## Written problem:
Reproduce the line that holds "Type out the text in this image." together with all the lines after it up to the end of the entries.

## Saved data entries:
--- BEGIN ---

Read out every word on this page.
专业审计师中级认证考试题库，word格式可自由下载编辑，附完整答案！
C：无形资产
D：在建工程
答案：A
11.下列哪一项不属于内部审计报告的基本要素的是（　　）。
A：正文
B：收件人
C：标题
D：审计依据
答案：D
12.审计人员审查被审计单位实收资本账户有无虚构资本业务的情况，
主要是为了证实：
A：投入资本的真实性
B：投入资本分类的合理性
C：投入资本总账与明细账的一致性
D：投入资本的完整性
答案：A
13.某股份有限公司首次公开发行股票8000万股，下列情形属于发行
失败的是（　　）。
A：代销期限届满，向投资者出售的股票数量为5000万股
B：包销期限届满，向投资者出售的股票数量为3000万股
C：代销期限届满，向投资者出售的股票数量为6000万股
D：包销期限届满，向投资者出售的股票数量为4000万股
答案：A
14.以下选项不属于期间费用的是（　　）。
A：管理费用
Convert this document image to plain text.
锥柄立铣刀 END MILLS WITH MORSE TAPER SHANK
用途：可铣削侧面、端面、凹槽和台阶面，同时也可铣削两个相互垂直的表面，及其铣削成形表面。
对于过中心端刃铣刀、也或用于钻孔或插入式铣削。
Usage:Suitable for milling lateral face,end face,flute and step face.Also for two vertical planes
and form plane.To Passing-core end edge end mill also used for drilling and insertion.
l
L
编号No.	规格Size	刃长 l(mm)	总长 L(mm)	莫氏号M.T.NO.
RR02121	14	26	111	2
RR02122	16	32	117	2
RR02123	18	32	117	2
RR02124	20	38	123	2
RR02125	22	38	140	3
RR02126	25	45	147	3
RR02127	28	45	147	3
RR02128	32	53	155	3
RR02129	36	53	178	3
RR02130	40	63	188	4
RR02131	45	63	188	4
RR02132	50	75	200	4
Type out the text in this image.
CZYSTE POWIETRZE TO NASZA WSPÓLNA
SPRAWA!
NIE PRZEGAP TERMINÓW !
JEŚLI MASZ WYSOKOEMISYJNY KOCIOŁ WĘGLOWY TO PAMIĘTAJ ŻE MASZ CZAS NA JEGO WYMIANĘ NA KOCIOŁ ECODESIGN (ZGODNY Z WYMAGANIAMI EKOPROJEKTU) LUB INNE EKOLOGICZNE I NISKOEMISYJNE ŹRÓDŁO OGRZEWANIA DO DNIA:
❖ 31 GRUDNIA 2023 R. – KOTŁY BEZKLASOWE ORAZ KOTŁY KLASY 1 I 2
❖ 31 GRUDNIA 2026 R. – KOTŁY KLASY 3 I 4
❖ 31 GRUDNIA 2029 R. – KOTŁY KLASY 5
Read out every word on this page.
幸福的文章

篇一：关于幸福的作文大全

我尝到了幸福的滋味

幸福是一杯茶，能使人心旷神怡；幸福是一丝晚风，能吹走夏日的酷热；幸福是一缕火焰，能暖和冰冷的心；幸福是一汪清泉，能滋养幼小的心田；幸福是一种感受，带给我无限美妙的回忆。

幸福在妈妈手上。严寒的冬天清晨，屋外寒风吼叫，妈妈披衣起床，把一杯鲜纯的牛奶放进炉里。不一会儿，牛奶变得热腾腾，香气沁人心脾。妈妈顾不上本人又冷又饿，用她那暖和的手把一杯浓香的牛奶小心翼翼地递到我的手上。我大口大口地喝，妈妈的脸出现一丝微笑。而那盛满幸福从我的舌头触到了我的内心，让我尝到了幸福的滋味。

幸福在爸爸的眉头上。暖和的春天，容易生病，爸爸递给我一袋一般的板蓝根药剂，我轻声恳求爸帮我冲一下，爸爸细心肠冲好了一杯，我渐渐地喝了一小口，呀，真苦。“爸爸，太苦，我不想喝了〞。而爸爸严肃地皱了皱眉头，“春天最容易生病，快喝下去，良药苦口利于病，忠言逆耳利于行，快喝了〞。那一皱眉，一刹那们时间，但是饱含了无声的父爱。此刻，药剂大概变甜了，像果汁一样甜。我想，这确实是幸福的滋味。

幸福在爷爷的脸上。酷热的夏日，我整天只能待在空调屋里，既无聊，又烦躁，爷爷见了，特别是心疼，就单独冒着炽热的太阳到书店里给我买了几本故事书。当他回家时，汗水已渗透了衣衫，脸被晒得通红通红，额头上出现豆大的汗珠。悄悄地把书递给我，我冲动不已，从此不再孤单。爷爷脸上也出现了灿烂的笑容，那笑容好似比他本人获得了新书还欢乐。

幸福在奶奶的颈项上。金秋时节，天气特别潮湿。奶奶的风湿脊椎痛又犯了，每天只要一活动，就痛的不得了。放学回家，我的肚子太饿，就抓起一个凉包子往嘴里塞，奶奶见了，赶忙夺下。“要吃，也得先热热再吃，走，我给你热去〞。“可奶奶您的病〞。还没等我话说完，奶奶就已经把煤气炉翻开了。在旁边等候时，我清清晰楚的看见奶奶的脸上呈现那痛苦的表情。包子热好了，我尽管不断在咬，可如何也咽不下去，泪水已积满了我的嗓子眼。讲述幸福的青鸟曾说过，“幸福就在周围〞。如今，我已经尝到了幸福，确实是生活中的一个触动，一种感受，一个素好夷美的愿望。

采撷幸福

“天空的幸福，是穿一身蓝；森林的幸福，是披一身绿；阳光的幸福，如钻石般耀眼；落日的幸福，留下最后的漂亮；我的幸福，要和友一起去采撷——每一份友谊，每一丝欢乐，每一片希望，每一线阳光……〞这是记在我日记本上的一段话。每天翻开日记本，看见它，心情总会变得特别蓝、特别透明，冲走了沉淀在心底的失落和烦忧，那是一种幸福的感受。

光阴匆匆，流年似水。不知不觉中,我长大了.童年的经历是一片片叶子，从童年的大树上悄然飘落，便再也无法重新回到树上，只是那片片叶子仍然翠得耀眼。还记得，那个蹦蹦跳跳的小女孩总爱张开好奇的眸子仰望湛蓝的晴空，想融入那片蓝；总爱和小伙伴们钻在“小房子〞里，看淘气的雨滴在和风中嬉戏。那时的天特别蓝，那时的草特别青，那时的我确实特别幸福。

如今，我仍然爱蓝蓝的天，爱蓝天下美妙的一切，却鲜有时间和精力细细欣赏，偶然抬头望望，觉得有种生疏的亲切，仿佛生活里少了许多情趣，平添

--- END ---

## Solution to the problem:
Type out the text in this image.
CZYSTE POWIETRZE TO NASZA WSPÓLNA
SPRAWA!
NIE PRZEGAP TERMINÓW !
JEŚLI MASZ WYSOKOEMISYJNY KOCIOŁ WĘGLOWY TO PAMIĘTAJ ŻE MASZ CZAS NA JEGO WYMIANĘ NA KOCIOŁ ECODESIGN (ZGODNY Z WYMAGANIAMI EKOPROJEKTU) LUB INNE EKOLOGICZNE I NISKOEMISYJNE ŹRÓDŁO OGRZEWANIA DO DNIA:
❖ 31 GRUDNIA 2023 R. – KOTŁY BEZKLASOWE ORAZ KOTŁY KLASY 1 I 2
❖ 31 GRUDNIA 2026 R. – KOTŁY KLASY 3 I 4
❖ 31 GRUDNIA 2029 R. – KOTŁY KLASY 5
Read out every word on this page.
幸福的文章

篇一：关于幸福的作文大全

我尝到了幸福的滋味

幸福是一杯茶，能使人心旷神怡；幸福是一丝晚风，能吹走夏日的酷热；幸福是一缕火焰，能暖和冰冷的心；幸福是一汪清泉，能滋养幼小的心田；幸福是一种感受，带给我无限美妙的回忆。

幸福在妈妈手上。严寒的冬天清晨，屋外寒风吼叫，妈妈披衣起床，把一杯鲜纯的牛奶放进炉里。不一会儿，牛奶变得热腾腾，香气沁人心脾。妈妈顾不上本人又冷又饿，用她那暖和的手把一杯浓香的牛奶小心翼翼地递到我的手上。我大口大口地喝，妈妈的脸出现一丝微笑。而那盛满幸福从我的舌头触到了我的内心，让我尝到了幸福的滋味。

幸福在爸爸的眉头上。暖和的春天，容易生病，爸爸递给我一袋一般的板蓝根药剂，我轻声恳求爸帮我冲一下，爸爸细心肠冲好了一杯，我渐渐地喝了一小口，呀，真苦。“爸爸，太苦，我不想喝了〞。而爸爸严肃地皱了皱眉头，“春天最容易生病，快喝下去，良药苦口利于病，忠言逆耳利于行，快喝了〞。那一皱眉，一刹那们时间，但是饱含了无声的父爱。此刻，药剂大概变甜了，像果汁一样甜。我想，这确实是幸福的滋味。

幸福在爷爷的脸上。酷热的夏日，我整天只能待在空调屋里，既无聊，又烦躁，爷爷见了，特别是心疼，就单独冒着炽热的太阳到书店里给我买了几本故事书。当他回家时，汗水已渗透了衣衫，脸被晒得通红通红，额头上出现豆大的汗珠。悄悄地把书递给我，我冲动不已，从此不再孤单。爷爷脸上也出现了灿烂的笑容，那笑容好似比他本人获得了新书还欢乐。

幸福在奶奶的颈项上。金秋时节，天气特别潮湿。奶奶的风湿脊椎痛又犯了，每天只要一活动，就痛的不得了。放学回家，我的肚子太饿，就抓起一个凉包子往嘴里塞，奶奶见了，赶忙夺下。“要吃，也得先热热再吃，走，我给你热去〞。“可奶奶您的病〞。还没等我话说完，奶奶就已经把煤气炉翻开了。在旁边等候时，我清清晰楚的看见奶奶的脸上呈现那痛苦的表情。包子热好了，我尽管不断在咬，可如何也咽不下去，泪水已积满了我的嗓子眼。讲述幸福的青鸟曾说过，“幸福就在周围〞。如今，我已经尝到了幸福，确实是生活中的一个触动，一种感受，一个素好夷美的愿望。

采撷幸福

“天空的幸福，是穿一身蓝；森林的幸福，是披一身绿；阳光的幸福，如钻石般耀眼；落日的幸福，留下最后的漂亮；我的幸福，要和友一起去采撷——每一份友谊，每一丝欢乐，每一片希望，每一线阳光……〞这是记在我日记本上的一段话。每天翻开日记本，看见它，心情总会变得特别蓝、特别透明，冲走了沉淀在心底的失落和烦忧，那是一种幸福的感受。

光阴匆匆，流年似水。不知不觉中,我长大了.童年的经历是一片片叶子，从童年的大树上悄然飘落，便再也无法重新回到树上，只是那片片叶子仍然翠得耀眼。还记得，那个蹦蹦跳跳的小女孩总爱张开好奇的眸子仰望湛蓝的晴空，想融入那片蓝；总爱和小伙伴们钻在“小房子〞里，看淘气的雨滴在和风中嬉戏。那时的天特别蓝，那时的草特别青，那时的我确实特别幸福。

如今，我仍然爱蓝蓝的天，爱蓝天下美妙的一切，却鲜有时间和精力细细欣赏，偶然抬头望望，觉得有种生疏的亲切，仿佛生活里少了许多情趣，平添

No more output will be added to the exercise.